(Collection entries)

▼▼▼

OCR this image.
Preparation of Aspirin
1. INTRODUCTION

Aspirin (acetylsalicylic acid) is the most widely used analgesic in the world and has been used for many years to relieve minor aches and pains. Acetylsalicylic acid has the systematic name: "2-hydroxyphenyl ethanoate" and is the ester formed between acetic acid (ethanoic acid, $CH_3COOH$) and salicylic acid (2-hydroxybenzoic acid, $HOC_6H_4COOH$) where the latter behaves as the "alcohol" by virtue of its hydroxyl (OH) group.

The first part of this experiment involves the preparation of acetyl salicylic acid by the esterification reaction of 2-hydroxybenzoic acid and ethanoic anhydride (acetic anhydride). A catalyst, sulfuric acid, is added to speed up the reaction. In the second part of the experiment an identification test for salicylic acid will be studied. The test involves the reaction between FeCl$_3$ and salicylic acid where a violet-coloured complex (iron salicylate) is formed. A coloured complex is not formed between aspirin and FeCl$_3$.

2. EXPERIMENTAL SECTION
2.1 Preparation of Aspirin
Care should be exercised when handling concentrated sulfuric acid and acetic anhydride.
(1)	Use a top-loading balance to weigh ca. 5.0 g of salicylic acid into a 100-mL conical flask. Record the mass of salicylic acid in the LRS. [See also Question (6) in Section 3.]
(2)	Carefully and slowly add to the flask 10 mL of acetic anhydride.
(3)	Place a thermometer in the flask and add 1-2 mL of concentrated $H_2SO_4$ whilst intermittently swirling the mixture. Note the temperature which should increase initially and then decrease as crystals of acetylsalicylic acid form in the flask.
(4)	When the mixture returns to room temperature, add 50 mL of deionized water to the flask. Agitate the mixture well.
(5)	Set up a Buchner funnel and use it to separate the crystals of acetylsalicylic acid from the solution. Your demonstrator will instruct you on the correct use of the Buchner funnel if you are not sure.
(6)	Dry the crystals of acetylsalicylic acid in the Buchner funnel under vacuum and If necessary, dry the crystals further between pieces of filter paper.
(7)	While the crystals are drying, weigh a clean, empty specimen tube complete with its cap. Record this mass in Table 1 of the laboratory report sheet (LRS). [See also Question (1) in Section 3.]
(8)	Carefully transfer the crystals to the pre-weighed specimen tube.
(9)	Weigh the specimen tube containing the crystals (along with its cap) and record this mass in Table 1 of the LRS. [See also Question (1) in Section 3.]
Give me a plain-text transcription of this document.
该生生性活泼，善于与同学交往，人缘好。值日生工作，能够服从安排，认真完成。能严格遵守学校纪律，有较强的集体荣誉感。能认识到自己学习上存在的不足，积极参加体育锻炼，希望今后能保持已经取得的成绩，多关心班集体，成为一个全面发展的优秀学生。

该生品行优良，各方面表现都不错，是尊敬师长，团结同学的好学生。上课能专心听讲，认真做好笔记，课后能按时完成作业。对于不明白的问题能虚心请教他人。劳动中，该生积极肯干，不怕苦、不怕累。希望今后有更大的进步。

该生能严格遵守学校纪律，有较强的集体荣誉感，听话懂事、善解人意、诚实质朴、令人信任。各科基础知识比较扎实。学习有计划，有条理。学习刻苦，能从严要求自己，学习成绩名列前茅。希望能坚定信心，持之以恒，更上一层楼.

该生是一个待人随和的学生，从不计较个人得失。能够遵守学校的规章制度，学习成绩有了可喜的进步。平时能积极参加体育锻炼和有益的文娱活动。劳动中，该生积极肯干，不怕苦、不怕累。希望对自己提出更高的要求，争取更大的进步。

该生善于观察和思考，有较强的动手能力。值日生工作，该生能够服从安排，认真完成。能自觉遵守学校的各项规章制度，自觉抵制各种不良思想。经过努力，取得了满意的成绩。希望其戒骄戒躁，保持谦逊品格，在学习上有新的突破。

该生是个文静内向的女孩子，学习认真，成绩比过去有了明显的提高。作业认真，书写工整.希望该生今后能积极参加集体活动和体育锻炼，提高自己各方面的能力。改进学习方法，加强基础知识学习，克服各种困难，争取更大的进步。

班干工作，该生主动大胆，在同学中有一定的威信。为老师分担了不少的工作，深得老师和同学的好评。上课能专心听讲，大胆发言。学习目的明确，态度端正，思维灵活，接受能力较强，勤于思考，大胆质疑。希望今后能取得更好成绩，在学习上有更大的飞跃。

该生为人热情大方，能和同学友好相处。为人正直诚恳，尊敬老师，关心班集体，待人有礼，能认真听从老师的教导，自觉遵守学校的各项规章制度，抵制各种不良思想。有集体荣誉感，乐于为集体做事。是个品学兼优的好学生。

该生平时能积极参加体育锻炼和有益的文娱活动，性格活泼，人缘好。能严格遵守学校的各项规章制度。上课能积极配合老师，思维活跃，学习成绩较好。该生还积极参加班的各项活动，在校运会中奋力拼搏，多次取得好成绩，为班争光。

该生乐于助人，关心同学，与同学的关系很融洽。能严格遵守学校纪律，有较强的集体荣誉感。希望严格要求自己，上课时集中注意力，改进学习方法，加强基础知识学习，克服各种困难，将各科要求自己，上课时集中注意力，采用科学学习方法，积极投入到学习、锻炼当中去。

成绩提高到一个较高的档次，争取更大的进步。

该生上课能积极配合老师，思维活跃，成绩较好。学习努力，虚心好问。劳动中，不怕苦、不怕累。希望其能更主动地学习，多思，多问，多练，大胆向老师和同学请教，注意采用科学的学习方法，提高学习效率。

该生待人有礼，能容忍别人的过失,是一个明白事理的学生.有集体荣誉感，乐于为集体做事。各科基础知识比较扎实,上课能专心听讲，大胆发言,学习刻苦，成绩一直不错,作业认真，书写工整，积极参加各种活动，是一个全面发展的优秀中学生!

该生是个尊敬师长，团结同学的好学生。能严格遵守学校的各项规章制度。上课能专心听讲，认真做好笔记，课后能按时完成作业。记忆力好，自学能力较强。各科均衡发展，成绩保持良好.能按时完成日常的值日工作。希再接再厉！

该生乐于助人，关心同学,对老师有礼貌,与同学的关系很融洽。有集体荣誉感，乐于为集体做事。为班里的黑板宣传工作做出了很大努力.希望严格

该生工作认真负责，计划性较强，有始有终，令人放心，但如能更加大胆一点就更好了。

▲▲▲

**Description of the task**
Check every line for "Carefully" and show the ones that have it.

**Output**
(2)	Carefully and slowly add to the flask 10 mL of acetic anhydride.
(8)	Carefully transfer the crystals to the pre-weighed specimen tube.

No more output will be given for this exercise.